_Excerpted records_
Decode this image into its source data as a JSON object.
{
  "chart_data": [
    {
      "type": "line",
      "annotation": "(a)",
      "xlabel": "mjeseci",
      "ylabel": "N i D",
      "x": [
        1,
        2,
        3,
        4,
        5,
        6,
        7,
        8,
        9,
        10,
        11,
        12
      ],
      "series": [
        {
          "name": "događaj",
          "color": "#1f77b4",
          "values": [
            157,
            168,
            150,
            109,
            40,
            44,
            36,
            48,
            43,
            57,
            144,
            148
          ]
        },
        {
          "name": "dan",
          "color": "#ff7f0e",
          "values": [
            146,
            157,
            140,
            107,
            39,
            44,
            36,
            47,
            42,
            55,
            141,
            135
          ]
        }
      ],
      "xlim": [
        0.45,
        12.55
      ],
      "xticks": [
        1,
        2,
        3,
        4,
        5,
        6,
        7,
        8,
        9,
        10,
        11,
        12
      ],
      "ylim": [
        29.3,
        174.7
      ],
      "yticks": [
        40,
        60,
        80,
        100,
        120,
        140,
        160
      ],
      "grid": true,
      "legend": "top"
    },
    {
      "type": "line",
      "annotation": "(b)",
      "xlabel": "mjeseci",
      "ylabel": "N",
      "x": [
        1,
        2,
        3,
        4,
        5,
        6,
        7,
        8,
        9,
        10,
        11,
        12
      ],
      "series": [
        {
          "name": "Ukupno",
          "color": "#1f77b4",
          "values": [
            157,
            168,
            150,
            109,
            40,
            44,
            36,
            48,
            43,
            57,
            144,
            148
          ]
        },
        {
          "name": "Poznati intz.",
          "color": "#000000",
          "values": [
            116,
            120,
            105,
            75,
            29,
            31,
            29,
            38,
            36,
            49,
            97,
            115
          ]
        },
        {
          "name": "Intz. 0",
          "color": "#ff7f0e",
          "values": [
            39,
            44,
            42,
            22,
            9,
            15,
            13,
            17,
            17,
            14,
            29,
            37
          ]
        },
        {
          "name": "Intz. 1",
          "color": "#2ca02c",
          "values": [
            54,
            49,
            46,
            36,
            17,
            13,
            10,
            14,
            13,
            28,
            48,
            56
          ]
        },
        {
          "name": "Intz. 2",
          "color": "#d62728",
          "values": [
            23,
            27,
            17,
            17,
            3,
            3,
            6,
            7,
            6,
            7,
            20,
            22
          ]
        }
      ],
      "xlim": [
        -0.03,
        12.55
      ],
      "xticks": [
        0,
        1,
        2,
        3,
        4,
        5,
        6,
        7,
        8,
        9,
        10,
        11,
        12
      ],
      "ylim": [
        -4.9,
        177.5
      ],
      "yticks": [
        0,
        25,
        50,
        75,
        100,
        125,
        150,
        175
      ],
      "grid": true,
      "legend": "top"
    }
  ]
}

_Exercise requirements_
Your task is to transcribe the listing above in full, exactly as given.

_Complete answer_
Decode this image into its source data as a JSON object.
{
  "chart_data": [
    {
      "type": "line",
      "annotation": "(a)",
      "xlabel": "mjeseci",
      "ylabel": "N i D",
      "x": [
        1,
        2,
        3,
        4,
        5,
        6,
        7,
        8,
        9,
        10,
        11,
        12
      ],
      "series": [
        {
          "name": "događaj",
          "color": "#1f77b4",
          "values": [
            157,
            168,
            150,
            109,
            40,
            44,
            36,
            48,
            43,
            57,
            144,
            148
          ]
        },
        {
          "name": "dan",
          "color": "#ff7f0e",
          "values": [
            146,
            157,
            140,
            107,
            39,
            44,
            36,
            47,
            42,
            55,
            141,
            135
          ]
        }
      ],
      "xlim": [
        0.45,
        12.55
      ],
      "xticks": [
        1,
        2,
        3,
        4,
        5,
        6,
        7,
        8,
        9,
        10,
        11,
        12
      ],
      "ylim": [
        29.3,
        174.7
      ],
      "yticks": [
        40,
        60,
        80,
        100,
        120,
        140,
        160
      ],
      "grid": true,
      "legend": "top"
    },
    {
      "type": "line",
      "annotation": "(b)",
      "xlabel": "mjeseci",
      "ylabel": "N",
      "x": [
        1,
        2,
        3,
        4,
        5,
        6,
        7,
        8,
        9,
        10,
        11,
        12
      ],
      "series": [
        {
          "name": "Ukupno",
          "color": "#1f77b4",
          "values": [
            157,
            168,
            150,
            109,
            40,
            44,
            36,
            48,
            43,
            57,
            144,
            148
          ]
        },
        {
          "name": "Poznati intz.",
          "color": "#000000",
          "values": [
            116,
            120,
            105,
            75,
            29,
            31,
            29,
            38,
            36,
            49,
            97,
            115
          ]
        },
        {
          "name": "Intz. 0",
          "color": "#ff7f0e",
          "values": [
            39,
            44,
            42,
            22,
            9,
            15,
            13,
            17,
            17,
            14,
            29,
            37
          ]
        },
        {
          "name": "Intz. 1",
          "color": "#2ca02c",
          "values": [
            54,
            49,
            46,
            36,
            17,
            13,
            10,
            14,
            13,
            28,
            48,
            56
          ]
        },
        {
          "name": "Intz. 2",
          "color": "#d62728",
          "values": [
            23,
            27,
            17,
            17,
            3,
            3,
            6,
            7,
            6,
            7,
            20,
            22
          ]
        }
      ],
      "xlim": [
        -0.03,
        12.55
      ],
      "xticks": [
        0,
        1,
        2,
        3,
        4,
        5,
        6,
        7,
        8,
        9,
        10,
        11,
        12
      ],
      "ylim": [
        -4.9,
        177.5
      ],
      "yticks": [
        0,
        25,
        50,
        75,
        100,
        125,
        150,
        175
      ],
      "grid": true,
      "legend": "top"
    }
  ]
}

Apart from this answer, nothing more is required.